Task instructions
Check every line below for the word "text" and copy the ones that have it.

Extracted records
------

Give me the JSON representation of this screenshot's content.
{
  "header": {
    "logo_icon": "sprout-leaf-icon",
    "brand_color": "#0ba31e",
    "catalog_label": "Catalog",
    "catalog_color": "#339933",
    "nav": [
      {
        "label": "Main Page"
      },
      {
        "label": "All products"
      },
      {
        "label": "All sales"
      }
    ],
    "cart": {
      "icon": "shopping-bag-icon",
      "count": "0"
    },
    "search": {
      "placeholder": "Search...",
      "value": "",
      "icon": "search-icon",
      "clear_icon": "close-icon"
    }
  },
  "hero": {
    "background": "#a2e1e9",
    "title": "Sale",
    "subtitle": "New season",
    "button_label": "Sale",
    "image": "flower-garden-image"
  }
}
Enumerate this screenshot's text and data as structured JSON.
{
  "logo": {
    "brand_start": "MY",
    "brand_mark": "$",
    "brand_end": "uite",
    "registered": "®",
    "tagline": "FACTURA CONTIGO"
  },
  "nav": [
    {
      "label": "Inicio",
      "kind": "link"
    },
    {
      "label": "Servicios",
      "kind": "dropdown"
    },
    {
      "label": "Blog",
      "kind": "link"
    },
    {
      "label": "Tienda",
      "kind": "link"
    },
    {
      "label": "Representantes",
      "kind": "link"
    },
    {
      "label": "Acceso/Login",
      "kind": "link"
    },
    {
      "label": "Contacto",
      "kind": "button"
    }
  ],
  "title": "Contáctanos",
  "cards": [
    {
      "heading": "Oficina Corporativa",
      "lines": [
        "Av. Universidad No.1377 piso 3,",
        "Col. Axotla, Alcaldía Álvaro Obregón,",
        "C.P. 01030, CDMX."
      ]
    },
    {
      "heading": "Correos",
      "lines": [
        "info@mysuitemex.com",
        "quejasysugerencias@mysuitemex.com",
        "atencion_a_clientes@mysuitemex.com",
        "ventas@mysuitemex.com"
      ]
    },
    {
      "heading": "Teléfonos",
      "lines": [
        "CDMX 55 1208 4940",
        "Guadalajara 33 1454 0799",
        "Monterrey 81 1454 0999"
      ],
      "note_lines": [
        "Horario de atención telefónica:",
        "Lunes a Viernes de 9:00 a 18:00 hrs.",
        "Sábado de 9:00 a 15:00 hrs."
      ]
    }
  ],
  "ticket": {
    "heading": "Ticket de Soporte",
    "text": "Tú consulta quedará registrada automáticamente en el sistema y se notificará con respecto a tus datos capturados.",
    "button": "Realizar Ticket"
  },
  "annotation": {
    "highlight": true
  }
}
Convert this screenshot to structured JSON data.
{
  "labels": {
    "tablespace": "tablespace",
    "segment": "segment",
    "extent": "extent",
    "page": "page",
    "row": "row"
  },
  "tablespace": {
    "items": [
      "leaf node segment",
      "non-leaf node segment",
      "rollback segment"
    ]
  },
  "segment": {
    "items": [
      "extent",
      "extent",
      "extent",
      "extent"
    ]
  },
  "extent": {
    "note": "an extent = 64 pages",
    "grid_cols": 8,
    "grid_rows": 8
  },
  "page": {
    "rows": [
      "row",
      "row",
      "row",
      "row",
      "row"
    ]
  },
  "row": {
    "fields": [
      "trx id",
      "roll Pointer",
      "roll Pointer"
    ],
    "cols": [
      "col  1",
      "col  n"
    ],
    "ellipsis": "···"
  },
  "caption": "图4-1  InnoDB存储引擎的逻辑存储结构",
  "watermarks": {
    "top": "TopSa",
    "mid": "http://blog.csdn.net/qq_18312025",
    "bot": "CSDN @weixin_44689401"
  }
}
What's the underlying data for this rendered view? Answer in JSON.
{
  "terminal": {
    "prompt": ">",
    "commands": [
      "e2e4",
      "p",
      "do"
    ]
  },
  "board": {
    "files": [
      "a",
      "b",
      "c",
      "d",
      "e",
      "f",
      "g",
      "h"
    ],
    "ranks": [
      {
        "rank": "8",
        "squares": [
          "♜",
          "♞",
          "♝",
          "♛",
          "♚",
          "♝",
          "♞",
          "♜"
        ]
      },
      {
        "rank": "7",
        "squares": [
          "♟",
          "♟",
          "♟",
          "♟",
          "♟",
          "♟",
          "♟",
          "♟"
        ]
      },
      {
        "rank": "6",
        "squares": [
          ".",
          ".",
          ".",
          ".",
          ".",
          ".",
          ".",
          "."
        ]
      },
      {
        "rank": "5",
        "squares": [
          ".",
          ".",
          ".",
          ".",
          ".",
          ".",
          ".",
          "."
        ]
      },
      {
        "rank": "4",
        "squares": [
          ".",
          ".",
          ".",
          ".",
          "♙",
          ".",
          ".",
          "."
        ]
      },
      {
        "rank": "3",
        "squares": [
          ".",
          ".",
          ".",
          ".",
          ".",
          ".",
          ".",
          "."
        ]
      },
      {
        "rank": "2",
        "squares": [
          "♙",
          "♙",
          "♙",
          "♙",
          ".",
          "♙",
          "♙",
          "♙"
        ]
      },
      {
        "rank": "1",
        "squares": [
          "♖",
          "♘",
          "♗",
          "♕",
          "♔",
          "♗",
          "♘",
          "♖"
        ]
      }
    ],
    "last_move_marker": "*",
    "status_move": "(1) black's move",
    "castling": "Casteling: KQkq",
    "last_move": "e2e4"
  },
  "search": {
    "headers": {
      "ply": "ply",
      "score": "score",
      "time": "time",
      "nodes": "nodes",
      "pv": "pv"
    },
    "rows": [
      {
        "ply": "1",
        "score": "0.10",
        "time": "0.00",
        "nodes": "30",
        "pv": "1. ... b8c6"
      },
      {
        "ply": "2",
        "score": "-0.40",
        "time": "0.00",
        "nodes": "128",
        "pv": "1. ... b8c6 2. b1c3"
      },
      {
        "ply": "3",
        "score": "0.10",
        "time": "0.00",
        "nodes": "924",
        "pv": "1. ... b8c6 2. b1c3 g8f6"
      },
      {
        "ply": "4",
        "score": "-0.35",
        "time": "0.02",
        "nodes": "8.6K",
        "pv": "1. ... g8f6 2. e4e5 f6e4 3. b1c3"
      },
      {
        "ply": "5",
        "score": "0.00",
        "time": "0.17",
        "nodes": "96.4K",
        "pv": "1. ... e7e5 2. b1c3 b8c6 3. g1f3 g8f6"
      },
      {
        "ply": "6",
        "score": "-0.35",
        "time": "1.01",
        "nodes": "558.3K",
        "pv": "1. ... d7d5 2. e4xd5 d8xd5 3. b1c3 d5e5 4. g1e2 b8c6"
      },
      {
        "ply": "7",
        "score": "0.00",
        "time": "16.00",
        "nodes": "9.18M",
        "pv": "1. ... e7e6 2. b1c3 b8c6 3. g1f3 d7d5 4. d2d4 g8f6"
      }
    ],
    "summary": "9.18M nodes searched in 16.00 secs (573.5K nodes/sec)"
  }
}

------

Complete output
Enumerate this screenshot's text and data as structured JSON.
    "text": "Tú consulta quedará registrada automáticamente en el sistema y se notificará con respecto a tus datos capturados.",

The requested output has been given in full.